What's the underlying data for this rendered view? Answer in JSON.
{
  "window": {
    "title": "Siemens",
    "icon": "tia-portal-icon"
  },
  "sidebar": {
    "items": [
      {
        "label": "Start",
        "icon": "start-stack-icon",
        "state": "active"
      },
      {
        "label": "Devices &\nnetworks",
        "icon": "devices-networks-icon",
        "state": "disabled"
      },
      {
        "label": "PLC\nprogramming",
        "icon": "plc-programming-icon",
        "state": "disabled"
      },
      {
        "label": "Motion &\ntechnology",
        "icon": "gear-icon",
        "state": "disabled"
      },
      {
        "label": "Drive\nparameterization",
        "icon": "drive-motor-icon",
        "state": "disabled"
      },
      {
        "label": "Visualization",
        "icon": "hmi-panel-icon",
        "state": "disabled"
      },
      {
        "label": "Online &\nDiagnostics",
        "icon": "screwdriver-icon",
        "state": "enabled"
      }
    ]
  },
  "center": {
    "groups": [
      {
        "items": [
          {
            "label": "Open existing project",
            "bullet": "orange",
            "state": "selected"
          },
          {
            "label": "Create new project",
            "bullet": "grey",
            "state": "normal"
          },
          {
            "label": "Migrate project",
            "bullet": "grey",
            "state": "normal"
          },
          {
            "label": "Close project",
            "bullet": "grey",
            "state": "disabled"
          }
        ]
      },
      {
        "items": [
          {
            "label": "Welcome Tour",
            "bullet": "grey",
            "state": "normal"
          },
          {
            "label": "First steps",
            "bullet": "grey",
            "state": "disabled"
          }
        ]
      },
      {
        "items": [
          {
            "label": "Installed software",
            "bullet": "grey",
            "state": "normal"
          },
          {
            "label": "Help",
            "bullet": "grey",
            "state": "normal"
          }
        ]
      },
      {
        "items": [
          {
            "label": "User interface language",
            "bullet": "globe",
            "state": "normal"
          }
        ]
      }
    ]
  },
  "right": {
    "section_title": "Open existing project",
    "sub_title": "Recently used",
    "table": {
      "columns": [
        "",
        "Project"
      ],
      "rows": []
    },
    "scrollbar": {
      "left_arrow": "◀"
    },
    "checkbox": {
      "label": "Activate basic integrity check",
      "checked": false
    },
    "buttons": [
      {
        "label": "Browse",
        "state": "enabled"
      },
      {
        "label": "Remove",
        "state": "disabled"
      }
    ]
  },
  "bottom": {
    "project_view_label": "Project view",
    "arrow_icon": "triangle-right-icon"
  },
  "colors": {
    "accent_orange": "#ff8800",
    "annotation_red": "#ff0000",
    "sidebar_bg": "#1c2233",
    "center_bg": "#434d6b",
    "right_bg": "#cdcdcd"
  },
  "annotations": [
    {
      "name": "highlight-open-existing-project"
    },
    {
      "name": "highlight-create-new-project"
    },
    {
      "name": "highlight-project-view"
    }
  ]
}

◆ **Objective**: Write the material out exactly, with nothing left out.

◆ **Finished answer**:
What's the underlying data for this rendered view? Answer in JSON.
{
  "window": {
    "title": "Siemens",
    "icon": "tia-portal-icon"
  },
  "sidebar": {
    "items": [
      {
        "label": "Start",
        "icon": "start-stack-icon",
        "state": "active"
      },
      {
        "label": "Devices &\nnetworks",
        "icon": "devices-networks-icon",
        "state": "disabled"
      },
      {
        "label": "PLC\nprogramming",
        "icon": "plc-programming-icon",
        "state": "disabled"
      },
      {
        "label": "Motion &\ntechnology",
        "icon": "gear-icon",
        "state": "disabled"
      },
      {
        "label": "Drive\nparameterization",
        "icon": "drive-motor-icon",
        "state": "disabled"
      },
      {
        "label": "Visualization",
        "icon": "hmi-panel-icon",
        "state": "disabled"
      },
      {
        "label": "Online &\nDiagnostics",
        "icon": "screwdriver-icon",
        "state": "enabled"
      }
    ]
  },
  "center": {
    "groups": [
      {
        "items": [
          {
            "label": "Open existing project",
            "bullet": "orange",
            "state": "selected"
          },
          {
            "label": "Create new project",
            "bullet": "grey",
            "state": "normal"
          },
          {
            "label": "Migrate project",
            "bullet": "grey",
            "state": "normal"
          },
          {
            "label": "Close project",
            "bullet": "grey",
            "state": "disabled"
          }
        ]
      },
      {
        "items": [
          {
            "label": "Welcome Tour",
            "bullet": "grey",
            "state": "normal"
          },
          {
            "label": "First steps",
            "bullet": "grey",
            "state": "disabled"
          }
        ]
      },
      {
        "items": [
          {
            "label": "Installed software",
            "bullet": "grey",
            "state": "normal"
          },
          {
            "label": "Help",
            "bullet": "grey",
            "state": "normal"
          }
        ]
      },
      {
        "items": [
          {
            "label": "User interface language",
            "bullet": "globe",
            "state": "normal"
          }
        ]
      }
    ]
  },
  "right": {
    "section_title": "Open existing project",
    "sub_title": "Recently used",
    "table": {
      "columns": [
        "",
        "Project"
      ],
      "rows": []
    },
    "scrollbar": {
      "left_arrow": "◀"
    },
    "checkbox": {
      "label": "Activate basic integrity check",
      "checked": false
    },
    "buttons": [
      {
        "label": "Browse",
        "state": "enabled"
      },
      {
        "label": "Remove",
        "state": "disabled"
      }
    ]
  },
  "bottom": {
    "project_view_label": "Project view",
    "arrow_icon": "triangle-right-icon"
  },
  "colors": {
    "accent_orange": "#ff8800",
    "annotation_red": "#ff0000",
    "sidebar_bg": "#1c2233",
    "center_bg": "#434d6b",
    "right_bg": "#cdcdcd"
  },
  "annotations": [
    {
      "name": "highlight-open-existing-project"
    },
    {
      "name": "highlight-create-new-project"
    },
    {
      "name": "highlight-project-view"
    }
  ]
}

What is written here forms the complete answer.